• **Page extract**:
_ _ _ _

Rather, Levi-Montalcini, Gordon, and Lerner seem to fit the model proffered by Berkeley historian Yuri Slezkine in “The Jewish Century” that Jews were the consummate moderns. They were, in his rhythmic lilt, “urban, mobile, literate, articulate, intellectually intricate, physically fastidious, and occupationally flexible.” In other words, they were truly cosmopolitan.
Despite fitting this prototype, these women rarely appear in scholarly histories of twentieth-century Jewry. And that’s because they were not, in Slezkine’s formulation, “Tevye’s daughters.” They were not the children of milkmen, but of scientists and artists. They came not from the Pale of Settlement, but from the cultured milieus of Central Europe. Their conversations occurred not in Yiddish, but in German, Italian, and Russian. Indeed, had they migrated west from Eastern Europe, they likely would have become teachers, social workers, and nurses — the common career paths of smart, ambitious Jewish women from lower- and middle-class families. Instead, they became a constitution-writer and cultural ambassador, a scientist, and a historian.
Throughout their lives, these women refused to let external barriers stand in the way of their professional pursuits. Levi-Montalcini overcame the objections of her engineer father to enroll in medical school in the 1930’s. Barred from university positions as a Jew, Levi-Montalcini continued her work at home. When other scientists resisted her identification of a nerve growth factor, she persisted in spite of their skepticism and altered the course of neuroscience research.
Gordon parlayed the language skills and cultural knowledge acquired through a childhood in Vienna and Tokyo into a job writing Japanese radio scripts for the U.S. Office of War Information and then a postwar position as a translator. As the army furiously (and furtively) composed a constitution for Japan in 1946, she was assigned the sections on women’s rights, where she granted Japanese women legal equality — including rights that didn’t yet exist for American women.
After Lerner left Vienna, for the United States in 1939, she initially worked a series of low-wage jobs while writing fiction, learning English, raising children, and organizing boycotts. Captivated by the activist, abolitionist Grimké sisters, Lerner returned to school, where her literary aspirations turned historical. Undeterred by male scholars who assumed women were unimportant or left no written records, Lerner wrote, taught, and promoted women’s history.
All three women understood that infrastructure mattered. Lerner developed summer seminars and graduate programs to sustain the fledgling field of women’s history. Gordon built performing artist tours to educate Americans about Asia and to help preserve indigenous Asian art. Levi-Montalcini established an institute to energize Italian science and built a foundation to endow African women’s education. Success was meaningful when it sustained others.
Together, Levi-Montalcini, Gordon, and Lerner offer a different history of Jewish migration, mobility, and success. While they may not be representative of early twentieth-century Jewish women, neither were they unusual for their upbringing and education. They neither abandoned their communities nor subscribed to ethnic partisanship. They pursued careers and avocations that blended intellectual, cultural, and communal commitments, asking not “what was good for the Jews” but how they could use their privilege to better the world. Their legacies point toward a new conception of women of valor.
Ronit Y. Stahl is a Ph.D. candidate in history at the University of Michigan. Her dissertation, “God, War, and Politics” examines the American military chaplaincy from World War I through Vietnam.

_ _ _ _

[Extracted records]
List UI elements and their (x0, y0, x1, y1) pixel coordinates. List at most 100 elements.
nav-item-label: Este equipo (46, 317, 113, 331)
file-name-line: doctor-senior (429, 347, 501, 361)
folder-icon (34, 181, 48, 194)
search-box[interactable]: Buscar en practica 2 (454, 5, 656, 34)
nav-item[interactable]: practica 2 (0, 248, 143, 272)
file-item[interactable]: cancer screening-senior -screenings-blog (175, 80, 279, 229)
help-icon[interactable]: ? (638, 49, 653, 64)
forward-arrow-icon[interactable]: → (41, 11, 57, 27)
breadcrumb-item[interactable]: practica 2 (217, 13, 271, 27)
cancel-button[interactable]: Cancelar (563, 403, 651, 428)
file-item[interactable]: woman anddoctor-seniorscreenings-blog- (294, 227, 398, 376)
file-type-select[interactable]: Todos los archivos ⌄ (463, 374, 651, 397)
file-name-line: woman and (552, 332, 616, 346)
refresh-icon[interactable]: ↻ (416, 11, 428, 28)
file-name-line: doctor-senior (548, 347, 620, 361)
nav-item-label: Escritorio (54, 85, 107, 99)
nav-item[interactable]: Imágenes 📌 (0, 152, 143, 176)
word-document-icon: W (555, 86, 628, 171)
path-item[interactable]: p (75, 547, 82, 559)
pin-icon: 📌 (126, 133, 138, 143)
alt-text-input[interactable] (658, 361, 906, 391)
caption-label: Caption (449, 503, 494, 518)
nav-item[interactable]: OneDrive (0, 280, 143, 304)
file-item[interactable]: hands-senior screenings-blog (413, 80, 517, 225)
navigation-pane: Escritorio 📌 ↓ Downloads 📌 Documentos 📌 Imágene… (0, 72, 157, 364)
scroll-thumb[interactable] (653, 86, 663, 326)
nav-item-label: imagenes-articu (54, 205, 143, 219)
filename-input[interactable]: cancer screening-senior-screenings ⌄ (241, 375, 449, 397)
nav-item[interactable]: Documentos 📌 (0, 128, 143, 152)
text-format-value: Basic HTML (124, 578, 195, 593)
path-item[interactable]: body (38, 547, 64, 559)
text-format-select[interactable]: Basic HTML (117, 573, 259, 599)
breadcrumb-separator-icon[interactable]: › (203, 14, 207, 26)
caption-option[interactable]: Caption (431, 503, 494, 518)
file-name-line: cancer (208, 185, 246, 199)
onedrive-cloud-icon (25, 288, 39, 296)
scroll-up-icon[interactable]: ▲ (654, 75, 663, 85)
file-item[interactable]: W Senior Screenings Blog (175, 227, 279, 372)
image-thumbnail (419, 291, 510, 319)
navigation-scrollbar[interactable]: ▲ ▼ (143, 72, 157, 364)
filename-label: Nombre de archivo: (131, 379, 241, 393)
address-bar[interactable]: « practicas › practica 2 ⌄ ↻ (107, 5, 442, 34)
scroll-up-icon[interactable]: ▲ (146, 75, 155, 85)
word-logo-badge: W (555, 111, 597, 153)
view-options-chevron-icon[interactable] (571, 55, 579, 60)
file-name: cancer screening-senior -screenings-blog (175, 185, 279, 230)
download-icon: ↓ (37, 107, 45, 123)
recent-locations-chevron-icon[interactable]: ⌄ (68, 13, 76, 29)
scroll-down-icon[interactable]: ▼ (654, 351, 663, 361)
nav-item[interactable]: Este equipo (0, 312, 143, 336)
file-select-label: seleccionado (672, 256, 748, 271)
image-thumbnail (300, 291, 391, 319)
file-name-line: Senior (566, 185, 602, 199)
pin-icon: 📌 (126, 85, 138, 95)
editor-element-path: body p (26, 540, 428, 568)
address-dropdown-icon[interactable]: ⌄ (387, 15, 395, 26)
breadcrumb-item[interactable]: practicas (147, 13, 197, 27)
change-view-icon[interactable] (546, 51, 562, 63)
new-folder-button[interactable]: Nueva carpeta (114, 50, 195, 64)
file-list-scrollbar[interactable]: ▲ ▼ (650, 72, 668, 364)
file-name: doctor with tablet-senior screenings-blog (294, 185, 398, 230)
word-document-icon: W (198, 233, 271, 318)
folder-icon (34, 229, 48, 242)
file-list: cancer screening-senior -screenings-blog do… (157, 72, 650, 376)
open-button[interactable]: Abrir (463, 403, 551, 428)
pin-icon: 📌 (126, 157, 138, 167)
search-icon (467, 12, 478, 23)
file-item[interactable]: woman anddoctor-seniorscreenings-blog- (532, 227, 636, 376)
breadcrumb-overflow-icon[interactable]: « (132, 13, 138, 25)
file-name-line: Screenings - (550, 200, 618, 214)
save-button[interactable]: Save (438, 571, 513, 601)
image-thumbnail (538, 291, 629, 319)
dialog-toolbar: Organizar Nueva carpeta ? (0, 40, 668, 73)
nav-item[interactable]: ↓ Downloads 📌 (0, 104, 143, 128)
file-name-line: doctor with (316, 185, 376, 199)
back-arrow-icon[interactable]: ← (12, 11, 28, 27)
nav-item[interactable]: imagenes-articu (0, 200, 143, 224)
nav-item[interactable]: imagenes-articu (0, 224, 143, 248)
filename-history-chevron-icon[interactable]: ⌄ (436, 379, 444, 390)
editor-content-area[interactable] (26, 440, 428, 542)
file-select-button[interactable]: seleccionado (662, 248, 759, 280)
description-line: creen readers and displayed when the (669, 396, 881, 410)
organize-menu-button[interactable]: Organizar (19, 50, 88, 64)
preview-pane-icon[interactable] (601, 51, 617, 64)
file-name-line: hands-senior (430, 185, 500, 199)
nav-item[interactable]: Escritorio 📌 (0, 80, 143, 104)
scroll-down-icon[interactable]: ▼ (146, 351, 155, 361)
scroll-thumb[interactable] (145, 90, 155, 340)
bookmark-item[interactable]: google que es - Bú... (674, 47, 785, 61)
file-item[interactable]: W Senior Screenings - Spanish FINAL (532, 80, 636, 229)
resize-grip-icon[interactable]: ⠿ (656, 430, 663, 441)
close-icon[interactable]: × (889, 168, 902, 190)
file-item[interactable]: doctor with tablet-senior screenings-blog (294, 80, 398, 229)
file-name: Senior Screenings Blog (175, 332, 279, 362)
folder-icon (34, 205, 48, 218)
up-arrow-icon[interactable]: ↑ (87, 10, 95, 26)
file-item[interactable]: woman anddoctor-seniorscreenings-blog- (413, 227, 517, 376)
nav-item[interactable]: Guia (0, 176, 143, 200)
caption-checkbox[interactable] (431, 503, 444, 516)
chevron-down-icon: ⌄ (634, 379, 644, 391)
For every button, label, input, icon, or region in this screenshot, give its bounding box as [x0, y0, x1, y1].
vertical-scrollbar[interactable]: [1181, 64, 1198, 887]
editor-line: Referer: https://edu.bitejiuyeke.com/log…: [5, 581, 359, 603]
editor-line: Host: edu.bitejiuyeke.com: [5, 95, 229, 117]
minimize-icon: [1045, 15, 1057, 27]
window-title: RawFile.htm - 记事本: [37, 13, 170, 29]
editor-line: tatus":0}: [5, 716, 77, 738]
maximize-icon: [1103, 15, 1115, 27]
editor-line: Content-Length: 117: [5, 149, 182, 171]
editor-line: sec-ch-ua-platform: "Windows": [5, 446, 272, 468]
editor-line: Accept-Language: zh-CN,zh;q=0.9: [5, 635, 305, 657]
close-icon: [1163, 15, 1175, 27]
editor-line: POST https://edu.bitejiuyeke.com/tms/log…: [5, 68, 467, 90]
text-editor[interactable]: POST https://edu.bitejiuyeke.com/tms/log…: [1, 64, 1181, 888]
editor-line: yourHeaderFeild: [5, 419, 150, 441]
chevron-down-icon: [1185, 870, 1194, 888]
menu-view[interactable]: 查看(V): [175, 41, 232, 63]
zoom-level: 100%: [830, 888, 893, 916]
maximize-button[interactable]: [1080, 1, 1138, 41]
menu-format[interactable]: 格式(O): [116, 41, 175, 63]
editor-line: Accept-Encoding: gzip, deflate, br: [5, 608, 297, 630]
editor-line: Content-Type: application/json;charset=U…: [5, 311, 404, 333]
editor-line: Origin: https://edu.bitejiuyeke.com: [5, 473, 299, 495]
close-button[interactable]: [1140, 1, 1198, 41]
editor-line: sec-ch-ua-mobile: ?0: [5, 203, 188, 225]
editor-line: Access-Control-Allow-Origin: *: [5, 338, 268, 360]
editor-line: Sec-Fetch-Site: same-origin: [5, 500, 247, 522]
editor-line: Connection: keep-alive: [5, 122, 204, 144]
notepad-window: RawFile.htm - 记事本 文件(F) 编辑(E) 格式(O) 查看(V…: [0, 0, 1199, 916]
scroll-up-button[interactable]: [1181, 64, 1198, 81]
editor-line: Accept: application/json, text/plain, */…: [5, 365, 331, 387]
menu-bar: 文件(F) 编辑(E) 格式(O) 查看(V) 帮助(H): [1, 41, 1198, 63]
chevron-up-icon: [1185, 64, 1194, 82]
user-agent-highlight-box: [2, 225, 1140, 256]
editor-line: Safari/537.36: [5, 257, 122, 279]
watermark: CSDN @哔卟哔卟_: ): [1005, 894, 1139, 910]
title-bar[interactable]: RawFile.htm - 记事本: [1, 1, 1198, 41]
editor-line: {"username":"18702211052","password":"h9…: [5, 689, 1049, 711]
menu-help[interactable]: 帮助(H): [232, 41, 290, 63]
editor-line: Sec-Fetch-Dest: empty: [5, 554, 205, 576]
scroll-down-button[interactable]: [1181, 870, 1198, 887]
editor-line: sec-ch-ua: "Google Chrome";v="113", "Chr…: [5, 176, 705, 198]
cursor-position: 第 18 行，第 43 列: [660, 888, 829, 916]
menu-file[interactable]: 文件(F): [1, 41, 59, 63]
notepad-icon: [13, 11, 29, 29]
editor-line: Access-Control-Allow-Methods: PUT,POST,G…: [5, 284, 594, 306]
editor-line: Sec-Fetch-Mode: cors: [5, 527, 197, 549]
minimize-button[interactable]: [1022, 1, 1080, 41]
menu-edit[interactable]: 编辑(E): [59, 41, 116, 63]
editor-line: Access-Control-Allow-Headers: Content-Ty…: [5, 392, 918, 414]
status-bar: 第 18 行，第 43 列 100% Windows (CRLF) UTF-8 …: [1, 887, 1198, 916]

_ _ _ _

• **Tasks**:
1 > Summarize the essay about Levi-Montalcini, Gordon, and Lerner in two sentences.
2 > Answer these questions using the essay about Levi-Montalcini, Gordon, and Lerner:
(a) Which sections of Japan's 1946 constitution was Gordon assigned?
(b) Who captivated Lerner before she returned to school?
(c) What did Levi-Montalcini build to endow African women's education?
3 > Reproduce the essay about Levi-Montalcini, Gordon, and Lerner from "Despite fitting this" to "and a historian.".

• **Outputs in order**:
1 > Levi-Montalcini, Gordon, and Lerner came from the cultured milieus of Central Europe rather than the Pale of Settlement, and they refused to let external barriers stop them as they became a scientist, a constitution-writer and cultural ambassador, and a historian. They also built infrastructure that sustained others, and together they offer a different history of Jewish migration, mobility, and success.

2 >
(a) The sections on women's rights.
(b) The activist, abolitionist Grimké sisters.
(c) A foundation.

3 >
Despite fitting this prototype, these women rarely appear in scholarly histories of twentieth-century Jewry. And that’s because they were not, in Slezkine’s formulation, “Tevye’s daughters.” They were not the children of milkmen, but of scientists and artists. They came not from the Pale of Settlement, but from the cultured milieus of Central Europe. Their conversations occurred not in Yiddish, but in German, Italian, and Russian. Indeed, had they migrated west from Eastern Europe, they likely would have become teachers, social workers, and nurses — the common career paths of smart, ambitious Jewish women from lower- and middle-class families. Instead, they became a constitution-writer and cultural ambassador, a scientist, and a historian.